PROBLEM TO SOLVE. Reproduce the material verbatim from its first line through the line containing "button[interactable]: 数据统计 <box>0", including that line.

━━━━━━━━━━━━━━━━━━━━

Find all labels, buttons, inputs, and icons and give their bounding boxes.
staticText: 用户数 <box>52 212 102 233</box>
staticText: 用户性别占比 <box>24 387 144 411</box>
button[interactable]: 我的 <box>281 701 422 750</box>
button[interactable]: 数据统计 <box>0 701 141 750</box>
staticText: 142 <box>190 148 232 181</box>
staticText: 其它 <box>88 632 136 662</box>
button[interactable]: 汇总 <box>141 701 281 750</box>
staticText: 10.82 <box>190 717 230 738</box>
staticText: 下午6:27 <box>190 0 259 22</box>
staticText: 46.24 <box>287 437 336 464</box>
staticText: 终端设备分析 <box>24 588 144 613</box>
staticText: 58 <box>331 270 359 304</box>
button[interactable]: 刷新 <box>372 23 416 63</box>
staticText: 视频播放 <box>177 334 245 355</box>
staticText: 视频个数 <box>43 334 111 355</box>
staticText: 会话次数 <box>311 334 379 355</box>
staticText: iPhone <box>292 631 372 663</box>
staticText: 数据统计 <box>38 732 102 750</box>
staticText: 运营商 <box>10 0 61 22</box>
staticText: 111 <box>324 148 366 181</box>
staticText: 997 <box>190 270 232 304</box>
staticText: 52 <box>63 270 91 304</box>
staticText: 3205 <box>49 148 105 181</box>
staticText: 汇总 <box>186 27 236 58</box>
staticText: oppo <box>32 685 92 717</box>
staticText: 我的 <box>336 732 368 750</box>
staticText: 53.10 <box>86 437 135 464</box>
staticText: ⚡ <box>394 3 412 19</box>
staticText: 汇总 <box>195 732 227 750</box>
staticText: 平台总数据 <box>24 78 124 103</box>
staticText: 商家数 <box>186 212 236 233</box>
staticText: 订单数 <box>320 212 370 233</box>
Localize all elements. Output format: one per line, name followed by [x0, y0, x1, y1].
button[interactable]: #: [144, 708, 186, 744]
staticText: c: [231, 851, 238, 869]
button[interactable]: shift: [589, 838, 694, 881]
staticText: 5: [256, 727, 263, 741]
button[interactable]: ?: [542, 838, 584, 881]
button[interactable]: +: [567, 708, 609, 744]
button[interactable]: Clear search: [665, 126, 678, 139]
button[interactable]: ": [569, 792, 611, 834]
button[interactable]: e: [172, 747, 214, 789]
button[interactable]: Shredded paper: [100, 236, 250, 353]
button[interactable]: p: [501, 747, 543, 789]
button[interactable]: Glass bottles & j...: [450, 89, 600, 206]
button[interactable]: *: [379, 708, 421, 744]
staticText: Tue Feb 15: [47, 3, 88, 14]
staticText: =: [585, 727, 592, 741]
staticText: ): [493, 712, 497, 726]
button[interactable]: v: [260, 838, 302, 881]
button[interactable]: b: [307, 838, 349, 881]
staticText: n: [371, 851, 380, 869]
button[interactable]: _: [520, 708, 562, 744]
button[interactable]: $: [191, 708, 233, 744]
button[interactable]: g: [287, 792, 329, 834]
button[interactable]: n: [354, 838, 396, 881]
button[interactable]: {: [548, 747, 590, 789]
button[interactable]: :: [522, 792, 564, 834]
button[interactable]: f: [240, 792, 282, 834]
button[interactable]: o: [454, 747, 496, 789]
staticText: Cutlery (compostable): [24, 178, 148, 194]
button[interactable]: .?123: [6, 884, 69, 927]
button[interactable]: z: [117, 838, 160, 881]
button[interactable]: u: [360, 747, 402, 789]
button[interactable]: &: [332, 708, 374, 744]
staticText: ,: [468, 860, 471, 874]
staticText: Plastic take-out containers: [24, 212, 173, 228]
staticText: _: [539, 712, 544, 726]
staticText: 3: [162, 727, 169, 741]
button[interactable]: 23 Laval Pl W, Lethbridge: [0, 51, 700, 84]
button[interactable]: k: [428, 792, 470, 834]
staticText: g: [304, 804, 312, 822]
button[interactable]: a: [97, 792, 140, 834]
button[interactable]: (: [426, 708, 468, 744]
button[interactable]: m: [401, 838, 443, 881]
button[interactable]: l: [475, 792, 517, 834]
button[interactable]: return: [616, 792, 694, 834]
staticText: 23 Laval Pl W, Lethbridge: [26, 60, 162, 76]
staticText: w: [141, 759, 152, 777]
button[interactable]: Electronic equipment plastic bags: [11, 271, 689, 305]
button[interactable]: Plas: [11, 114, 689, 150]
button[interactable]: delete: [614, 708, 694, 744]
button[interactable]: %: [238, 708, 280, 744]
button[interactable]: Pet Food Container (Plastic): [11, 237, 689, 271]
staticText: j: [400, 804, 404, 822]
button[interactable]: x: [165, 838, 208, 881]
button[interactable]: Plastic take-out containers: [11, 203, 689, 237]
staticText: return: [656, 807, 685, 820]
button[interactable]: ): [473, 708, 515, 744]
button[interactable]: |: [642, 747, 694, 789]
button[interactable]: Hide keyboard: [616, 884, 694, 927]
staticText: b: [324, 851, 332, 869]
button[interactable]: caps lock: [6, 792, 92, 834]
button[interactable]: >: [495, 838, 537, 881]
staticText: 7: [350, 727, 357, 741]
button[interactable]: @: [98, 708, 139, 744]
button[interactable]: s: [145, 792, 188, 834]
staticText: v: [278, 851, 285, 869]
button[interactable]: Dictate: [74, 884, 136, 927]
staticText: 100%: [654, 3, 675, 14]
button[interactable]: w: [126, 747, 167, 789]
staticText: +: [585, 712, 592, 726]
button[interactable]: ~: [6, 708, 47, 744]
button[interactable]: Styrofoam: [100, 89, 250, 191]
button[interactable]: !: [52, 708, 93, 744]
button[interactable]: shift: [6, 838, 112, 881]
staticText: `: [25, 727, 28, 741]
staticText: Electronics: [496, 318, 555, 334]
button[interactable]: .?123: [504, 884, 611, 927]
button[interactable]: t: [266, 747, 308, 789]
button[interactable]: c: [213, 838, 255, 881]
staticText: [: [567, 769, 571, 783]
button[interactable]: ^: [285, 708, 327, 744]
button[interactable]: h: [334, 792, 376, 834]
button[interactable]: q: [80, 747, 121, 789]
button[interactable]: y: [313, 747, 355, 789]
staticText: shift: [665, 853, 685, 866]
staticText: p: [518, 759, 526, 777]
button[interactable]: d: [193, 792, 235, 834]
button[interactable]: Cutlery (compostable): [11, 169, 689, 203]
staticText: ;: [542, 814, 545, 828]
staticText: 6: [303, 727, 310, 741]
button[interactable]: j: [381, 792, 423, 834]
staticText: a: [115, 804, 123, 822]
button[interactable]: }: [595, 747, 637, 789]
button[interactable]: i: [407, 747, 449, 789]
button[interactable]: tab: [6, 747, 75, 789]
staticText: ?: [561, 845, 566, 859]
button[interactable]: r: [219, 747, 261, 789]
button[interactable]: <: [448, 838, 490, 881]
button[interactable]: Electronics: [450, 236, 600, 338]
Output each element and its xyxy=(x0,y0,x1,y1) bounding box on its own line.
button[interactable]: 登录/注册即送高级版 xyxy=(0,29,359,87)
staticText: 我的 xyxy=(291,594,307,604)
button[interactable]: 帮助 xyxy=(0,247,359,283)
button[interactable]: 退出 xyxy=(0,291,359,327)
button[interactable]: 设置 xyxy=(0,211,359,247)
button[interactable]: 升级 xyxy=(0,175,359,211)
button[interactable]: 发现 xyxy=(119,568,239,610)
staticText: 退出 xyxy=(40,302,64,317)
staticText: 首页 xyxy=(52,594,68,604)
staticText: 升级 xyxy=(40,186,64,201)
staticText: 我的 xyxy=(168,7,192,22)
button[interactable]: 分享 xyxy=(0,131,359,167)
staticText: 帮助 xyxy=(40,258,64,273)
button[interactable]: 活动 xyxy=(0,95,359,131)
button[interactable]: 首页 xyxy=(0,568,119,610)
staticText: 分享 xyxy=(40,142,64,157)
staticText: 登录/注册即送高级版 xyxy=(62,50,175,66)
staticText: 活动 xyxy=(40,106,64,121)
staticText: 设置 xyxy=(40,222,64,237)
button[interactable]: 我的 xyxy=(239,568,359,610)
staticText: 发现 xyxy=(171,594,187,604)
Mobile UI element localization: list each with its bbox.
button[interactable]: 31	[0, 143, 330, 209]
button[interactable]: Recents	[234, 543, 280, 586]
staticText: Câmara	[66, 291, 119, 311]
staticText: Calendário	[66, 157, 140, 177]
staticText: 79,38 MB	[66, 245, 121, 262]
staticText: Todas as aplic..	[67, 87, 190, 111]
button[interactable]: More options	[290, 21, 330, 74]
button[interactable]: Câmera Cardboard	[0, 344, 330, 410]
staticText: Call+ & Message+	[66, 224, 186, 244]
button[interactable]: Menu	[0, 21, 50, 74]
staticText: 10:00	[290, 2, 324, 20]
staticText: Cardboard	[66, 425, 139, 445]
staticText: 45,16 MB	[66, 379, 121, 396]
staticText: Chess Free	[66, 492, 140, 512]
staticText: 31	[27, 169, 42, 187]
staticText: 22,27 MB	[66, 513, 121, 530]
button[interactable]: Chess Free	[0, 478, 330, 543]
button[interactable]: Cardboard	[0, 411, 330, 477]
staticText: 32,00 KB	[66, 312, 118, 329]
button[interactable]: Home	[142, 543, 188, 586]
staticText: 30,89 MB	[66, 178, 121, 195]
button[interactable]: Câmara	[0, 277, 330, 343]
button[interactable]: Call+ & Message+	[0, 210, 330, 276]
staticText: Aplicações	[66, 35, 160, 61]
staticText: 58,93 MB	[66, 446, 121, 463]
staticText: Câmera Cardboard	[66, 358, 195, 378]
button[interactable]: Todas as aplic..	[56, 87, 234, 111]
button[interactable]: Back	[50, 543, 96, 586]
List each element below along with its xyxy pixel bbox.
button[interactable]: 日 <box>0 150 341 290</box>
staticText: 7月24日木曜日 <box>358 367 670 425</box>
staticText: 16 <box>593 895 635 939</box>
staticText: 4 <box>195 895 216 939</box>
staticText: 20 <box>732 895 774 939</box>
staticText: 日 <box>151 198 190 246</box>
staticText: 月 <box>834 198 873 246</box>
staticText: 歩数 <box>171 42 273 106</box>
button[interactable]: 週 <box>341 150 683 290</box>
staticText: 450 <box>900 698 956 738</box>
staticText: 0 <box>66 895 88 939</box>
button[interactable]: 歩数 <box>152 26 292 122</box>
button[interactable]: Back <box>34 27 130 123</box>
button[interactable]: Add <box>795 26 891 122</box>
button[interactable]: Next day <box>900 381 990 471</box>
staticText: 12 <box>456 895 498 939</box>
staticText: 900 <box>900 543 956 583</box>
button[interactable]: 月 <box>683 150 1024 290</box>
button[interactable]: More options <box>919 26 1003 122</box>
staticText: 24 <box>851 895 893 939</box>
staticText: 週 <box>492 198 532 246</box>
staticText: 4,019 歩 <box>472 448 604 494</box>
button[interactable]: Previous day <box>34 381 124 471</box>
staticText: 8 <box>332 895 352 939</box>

━━━━━━━━━━━━━━━━━━━━

ANSWER FOR THE TASK.
Find all labels, buttons, inputs, and icons and give their bounding boxes.
staticText: 用户数 <box>52 212 102 233</box>
staticText: 用户性别占比 <box>24 387 144 411</box>
button[interactable]: 我的 <box>281 701 422 750</box>
button[interactable]: 数据统计 <box>0 701 141 750</box>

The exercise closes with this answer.